Start of Records for this exercise

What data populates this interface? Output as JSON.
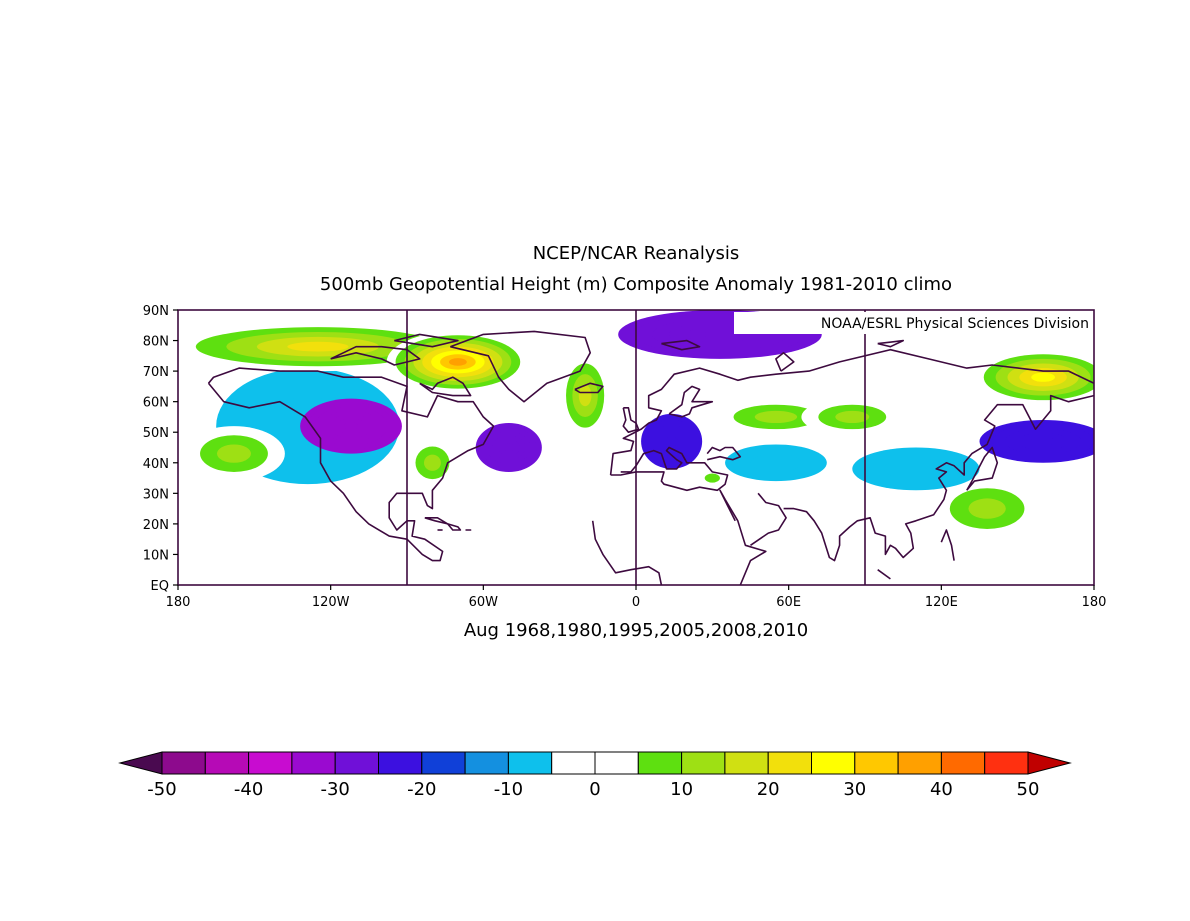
{
  "title": "NCEP/NCAR Reanalysis",
  "subtitle": "500mb Geopotential Height (m) Composite Anomaly 1981-2010 climo",
  "credit": "NOAA/ESRL Physical Sciences Division",
  "caption": "Aug 1968,1980,1995,2005,2008,2010",
  "map": {
    "lon_range": [
      -180,
      180
    ],
    "lat_range": [
      0,
      90
    ],
    "lat_ticks": [
      {
        "value": 90,
        "label": "90N"
      },
      {
        "value": 80,
        "label": "80N"
      },
      {
        "value": 70,
        "label": "70N"
      },
      {
        "value": 60,
        "label": "60N"
      },
      {
        "value": 50,
        "label": "50N"
      },
      {
        "value": 40,
        "label": "40N"
      },
      {
        "value": 30,
        "label": "30N"
      },
      {
        "value": 20,
        "label": "20N"
      },
      {
        "value": 10,
        "label": "10N"
      },
      {
        "value": 0,
        "label": "EQ"
      }
    ],
    "lon_ticks": [
      {
        "value": -180,
        "label": "180"
      },
      {
        "value": -120,
        "label": "120W"
      },
      {
        "value": -60,
        "label": "60W"
      },
      {
        "value": 0,
        "label": "0"
      },
      {
        "value": 60,
        "label": "60E"
      },
      {
        "value": 120,
        "label": "120E"
      },
      {
        "value": 180,
        "label": "180"
      }
    ],
    "reference_meridians": [
      -90,
      0,
      90
    ],
    "outline_color": "#3d0a3f"
  },
  "chart_data": {
    "type": "heatmap",
    "variable": "500mb geopotential height anomaly (m)",
    "anomaly_centers": [
      {
        "lon": -112,
        "lat": 52,
        "value": -35,
        "rx": 20,
        "ry": 9
      },
      {
        "lon": -129,
        "lat": 52,
        "value": -10,
        "rx": 36,
        "ry": 19
      },
      {
        "lon": -50,
        "lat": 45,
        "value": -30,
        "rx": 13,
        "ry": 8
      },
      {
        "lon": 14,
        "lat": 47,
        "value": -25,
        "rx": 12,
        "ry": 9
      },
      {
        "lon": 33,
        "lat": 82,
        "value": -30,
        "rx": 40,
        "ry": 8
      },
      {
        "lon": 55,
        "lat": 40,
        "value": -10,
        "rx": 20,
        "ry": 6
      },
      {
        "lon": 110,
        "lat": 38,
        "value": -10,
        "rx": 25,
        "ry": 7
      },
      {
        "lon": 160,
        "lat": 47,
        "value": -25,
        "rx": 25,
        "ry": 7
      },
      {
        "lon": -70,
        "lat": 73,
        "value": 40,
        "rx": 28,
        "ry": 10
      },
      {
        "lon": -125,
        "lat": 78,
        "value": 25,
        "rx": 60,
        "ry": 8
      },
      {
        "lon": -20,
        "lat": 62,
        "value": 20,
        "rx": 10,
        "ry": 14
      },
      {
        "lon": 160,
        "lat": 68,
        "value": 30,
        "rx": 28,
        "ry": 9
      },
      {
        "lon": -158,
        "lat": 43,
        "value": 15,
        "rx": 20,
        "ry": 9
      },
      {
        "lon": -80,
        "lat": 40,
        "value": 15,
        "rx": 10,
        "ry": 8
      },
      {
        "lon": 55,
        "lat": 55,
        "value": 12,
        "rx": 25,
        "ry": 6
      },
      {
        "lon": 85,
        "lat": 55,
        "value": 15,
        "rx": 20,
        "ry": 6
      },
      {
        "lon": 138,
        "lat": 25,
        "value": 12,
        "rx": 22,
        "ry": 10
      },
      {
        "lon": 30,
        "lat": 35,
        "value": 10,
        "rx": 6,
        "ry": 3
      }
    ],
    "colorbar": {
      "levels": [
        -50,
        -45,
        -40,
        -35,
        -30,
        -25,
        -20,
        -15,
        -10,
        -5,
        0,
        5,
        10,
        15,
        20,
        25,
        30,
        35,
        40,
        45,
        50
      ],
      "colors": [
        "#8d0a8d",
        "#b60ab6",
        "#c80cd0",
        "#9a0ad0",
        "#7010d8",
        "#3c10e0",
        "#1040d8",
        "#1490e0",
        "#0ec0ec",
        "#ffffff",
        "#ffffff",
        "#5ee010",
        "#9ee014",
        "#d0e012",
        "#f2e00c",
        "#ffff00",
        "#ffc800",
        "#ffa000",
        "#ff6a00",
        "#ff3010"
      ],
      "under_color": "#4a0a50",
      "over_color": "#c00000",
      "tick_labels": [
        {
          "value": -50,
          "label": "-50"
        },
        {
          "value": -40,
          "label": "-40"
        },
        {
          "value": -30,
          "label": "-30"
        },
        {
          "value": -20,
          "label": "-20"
        },
        {
          "value": -10,
          "label": "-10"
        },
        {
          "value": 0,
          "label": "0"
        },
        {
          "value": 10,
          "label": "10"
        },
        {
          "value": 20,
          "label": "20"
        },
        {
          "value": 30,
          "label": "30"
        },
        {
          "value": 40,
          "label": "40"
        },
        {
          "value": 50,
          "label": "50"
        }
      ]
    }
  }
}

End of Records for this exercise

• [What you should do] Reproduce each line exactly as it appears, omitting the pictures.

• [Reply to the exercise]
What data populates this interface? Output as JSON.
{
  "title": "NCEP/NCAR Reanalysis",
  "subtitle": "500mb Geopotential Height (m) Composite Anomaly 1981-2010 climo",
  "credit": "NOAA/ESRL Physical Sciences Division",
  "caption": "Aug 1968,1980,1995,2005,2008,2010",
  "map": {
    "lon_range": [
      -180,
      180
    ],
    "lat_range": [
      0,
      90
    ],
    "lat_ticks": [
      {
        "value": 90,
        "label": "90N"
      },
      {
        "value": 80,
        "label": "80N"
      },
      {
        "value": 70,
        "label": "70N"
      },
      {
        "value": 60,
        "label": "60N"
      },
      {
        "value": 50,
        "label": "50N"
      },
      {
        "value": 40,
        "label": "40N"
      },
      {
        "value": 30,
        "label": "30N"
      },
      {
        "value": 20,
        "label": "20N"
      },
      {
        "value": 10,
        "label": "10N"
      },
      {
        "value": 0,
        "label": "EQ"
      }
    ],
    "lon_ticks": [
      {
        "value": -180,
        "label": "180"
      },
      {
        "value": -120,
        "label": "120W"
      },
      {
        "value": -60,
        "label": "60W"
      },
      {
        "value": 0,
        "label": "0"
      },
      {
        "value": 60,
        "label": "60E"
      },
      {
        "value": 120,
        "label": "120E"
      },
      {
        "value": 180,
        "label": "180"
      }
    ],
    "reference_meridians": [
      -90,
      0,
      90
    ],
    "outline_color": "#3d0a3f"
  },
  "chart_data": {
    "type": "heatmap",
    "variable": "500mb geopotential height anomaly (m)",
    "anomaly_centers": [
      {
        "lon": -112,
        "lat": 52,
        "value": -35,
        "rx": 20,
        "ry": 9
      },
      {
        "lon": -129,
        "lat": 52,
        "value": -10,
        "rx": 36,
        "ry": 19
      },
      {
        "lon": -50,
        "lat": 45,
        "value": -30,
        "rx": 13,
        "ry": 8
      },
      {
        "lon": 14,
        "lat": 47,
        "value": -25,
        "rx": 12,
        "ry": 9
      },
      {
        "lon": 33,
        "lat": 82,
        "value": -30,
        "rx": 40,
        "ry": 8
      },
      {
        "lon": 55,
        "lat": 40,
        "value": -10,
        "rx": 20,
        "ry": 6
      },
      {
        "lon": 110,
        "lat": 38,
        "value": -10,
        "rx": 25,
        "ry": 7
      },
      {
        "lon": 160,
        "lat": 47,
        "value": -25,
        "rx": 25,
        "ry": 7
      },
      {
        "lon": -70,
        "lat": 73,
        "value": 40,
        "rx": 28,
        "ry": 10
      },
      {
        "lon": -125,
        "lat": 78,
        "value": 25,
        "rx": 60,
        "ry": 8
      },
      {
        "lon": -20,
        "lat": 62,
        "value": 20,
        "rx": 10,
        "ry": 14
      },
      {
        "lon": 160,
        "lat": 68,
        "value": 30,
        "rx": 28,
        "ry": 9
      },
      {
        "lon": -158,
        "lat": 43,
        "value": 15,
        "rx": 20,
        "ry": 9
      },
      {
        "lon": -80,
        "lat": 40,
        "value": 15,
        "rx": 10,
        "ry": 8
      },
      {
        "lon": 55,
        "lat": 55,
        "value": 12,
        "rx": 25,
        "ry": 6
      },
      {
        "lon": 85,
        "lat": 55,
        "value": 15,
        "rx": 20,
        "ry": 6
      },
      {
        "lon": 138,
        "lat": 25,
        "value": 12,
        "rx": 22,
        "ry": 10
      },
      {
        "lon": 30,
        "lat": 35,
        "value": 10,
        "rx": 6,
        "ry": 3
      }
    ],
    "colorbar": {
      "levels": [
        -50,
        -45,
        -40,
        -35,
        -30,
        -25,
        -20,
        -15,
        -10,
        -5,
        0,
        5,
        10,
        15,
        20,
        25,
        30,
        35,
        40,
        45,
        50
      ],
      "colors": [
        "#8d0a8d",
        "#b60ab6",
        "#c80cd0",
        "#9a0ad0",
        "#7010d8",
        "#3c10e0",
        "#1040d8",
        "#1490e0",
        "#0ec0ec",
        "#ffffff",
        "#ffffff",
        "#5ee010",
        "#9ee014",
        "#d0e012",
        "#f2e00c",
        "#ffff00",
        "#ffc800",
        "#ffa000",
        "#ff6a00",
        "#ff3010"
      ],
      "under_color": "#4a0a50",
      "over_color": "#c00000",
      "tick_labels": [
        {
          "value": -50,
          "label": "-50"
        },
        {
          "value": -40,
          "label": "-40"
        },
        {
          "value": -30,
          "label": "-30"
        },
        {
          "value": -20,
          "label": "-20"
        },
        {
          "value": -10,
          "label": "-10"
        },
        {
          "value": 0,
          "label": "0"
        },
        {
          "value": 10,
          "label": "10"
        },
        {
          "value": 20,
          "label": "20"
        },
        {
          "value": 30,
          "label": "30"
        },
        {
          "value": 40,
          "label": "40"
        },
        {
          "value": 50,
          "label": "50"
        }
      ]
    }
  }
}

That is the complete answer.